» **Task to carry out**
Once the pictures are set aside, copy the data below exactly as it stands.

Start of Supplied material

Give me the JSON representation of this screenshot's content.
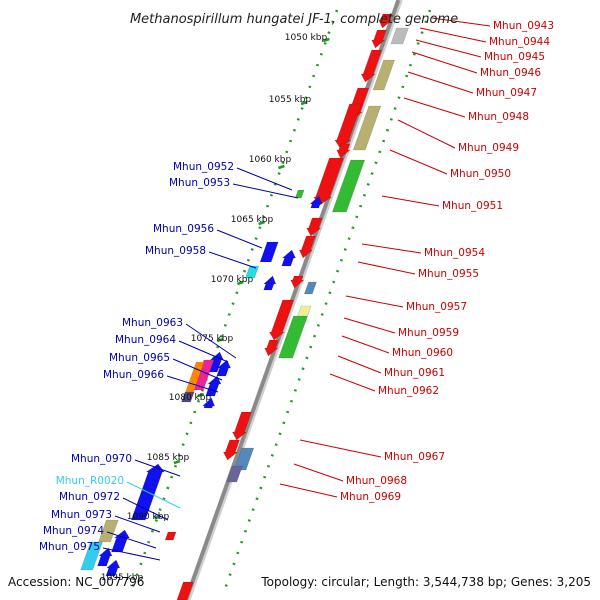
{
  "title": "Methanospirillum hungatei JF-1, complete genome",
  "footer": {
    "accession": "Accession: NC_007796",
    "summary": "Topology: circular; Length: 3,544,738 bp; Genes: 3,205"
  },
  "scale_labels": [
    "1050 kbp",
    "1055 kbp",
    "1060 kbp",
    "1065 kbp",
    "1070 kbp",
    "1075 kbp",
    "1080 kbp",
    "1085 kbp",
    "1090 kbp",
    "1095 kbp"
  ],
  "forward_genes": [
    "Mhun_0943",
    "Mhun_0944",
    "Mhun_0945",
    "Mhun_0946",
    "Mhun_0947",
    "Mhun_0948",
    "Mhun_0949",
    "Mhun_0950",
    "Mhun_0951",
    "Mhun_0954",
    "Mhun_0955",
    "Mhun_0957",
    "Mhun_0959",
    "Mhun_0960",
    "Mhun_0961",
    "Mhun_0962",
    "Mhun_0967",
    "Mhun_0968",
    "Mhun_0969"
  ],
  "reverse_genes": [
    "Mhun_0952",
    "Mhun_0953",
    "Mhun_0956",
    "Mhun_0958",
    "Mhun_0963",
    "Mhun_0964",
    "Mhun_0965",
    "Mhun_0966",
    "Mhun_0970",
    "Mhun_R0020",
    "Mhun_0972",
    "Mhun_0973",
    "Mhun_0974",
    "Mhun_0975"
  ],
  "colors": {
    "forward_label": "#cc0000",
    "reverse_label": "#0000aa",
    "rna_label": "#33ccee",
    "cds_red": "#ee1111",
    "cds_blue": "#1111ee",
    "khaki": "#b8b070",
    "green": "#33bb33",
    "backbone": "#8a8a8a",
    "dots": "#229922"
  }
}
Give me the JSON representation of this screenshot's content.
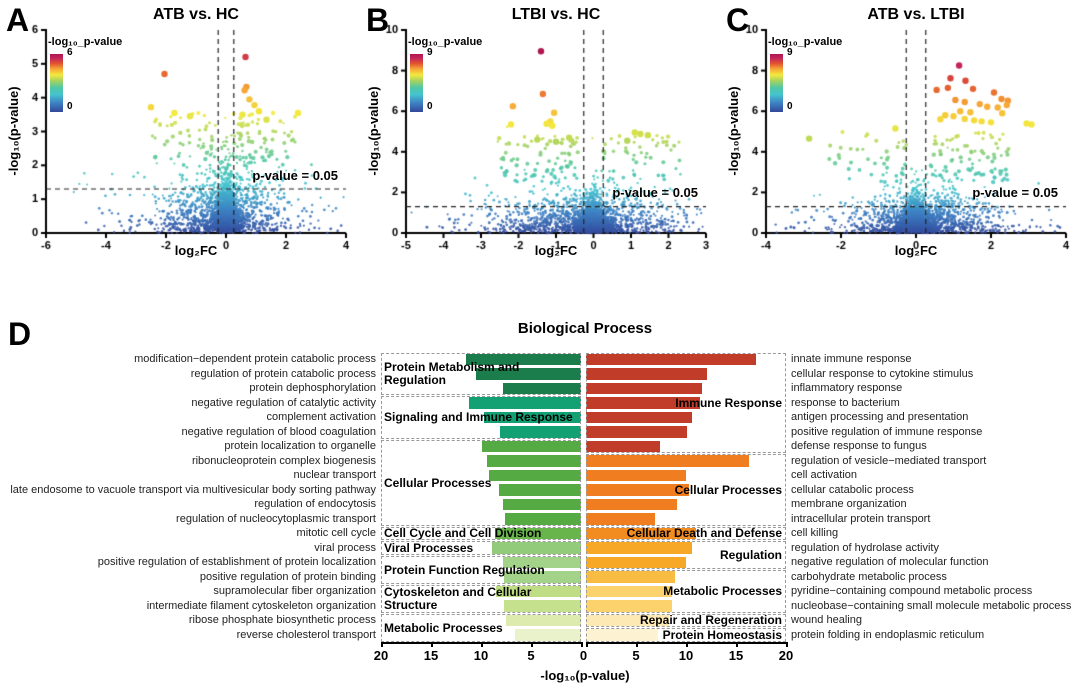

End of Supplied material

» **Output for this exercise**
Give me the JSON representation of this screenshot's content.
{
  "title": "Methanospirillum hungatei JF-1, complete genome",
  "footer": {
    "accession": "Accession: NC_007796",
    "summary": "Topology: circular; Length: 3,544,738 bp; Genes: 3,205"
  },
  "scale_labels": [
    "1050 kbp",
    "1055 kbp",
    "1060 kbp",
    "1065 kbp",
    "1070 kbp",
    "1075 kbp",
    "1080 kbp",
    "1085 kbp",
    "1090 kbp",
    "1095 kbp"
  ],
  "forward_genes": [
    "Mhun_0943",
    "Mhun_0944",
    "Mhun_0945",
    "Mhun_0946",
    "Mhun_0947",
    "Mhun_0948",
    "Mhun_0949",
    "Mhun_0950",
    "Mhun_0951",
    "Mhun_0954",
    "Mhun_0955",
    "Mhun_0957",
    "Mhun_0959",
    "Mhun_0960",
    "Mhun_0961",
    "Mhun_0962",
    "Mhun_0967",
    "Mhun_0968",
    "Mhun_0969"
  ],
  "reverse_genes": [
    "Mhun_0952",
    "Mhun_0953",
    "Mhun_0956",
    "Mhun_0958",
    "Mhun_0963",
    "Mhun_0964",
    "Mhun_0965",
    "Mhun_0966",
    "Mhun_0970",
    "Mhun_R0020",
    "Mhun_0972",
    "Mhun_0973",
    "Mhun_0974",
    "Mhun_0975"
  ],
  "colors": {
    "forward_label": "#cc0000",
    "reverse_label": "#0000aa",
    "rna_label": "#33ccee",
    "cds_red": "#ee1111",
    "cds_blue": "#1111ee",
    "khaki": "#b8b070",
    "green": "#33bb33",
    "backbone": "#8a8a8a",
    "dots": "#229922"
  }
}
Give me the JSON representation of this screenshot's content.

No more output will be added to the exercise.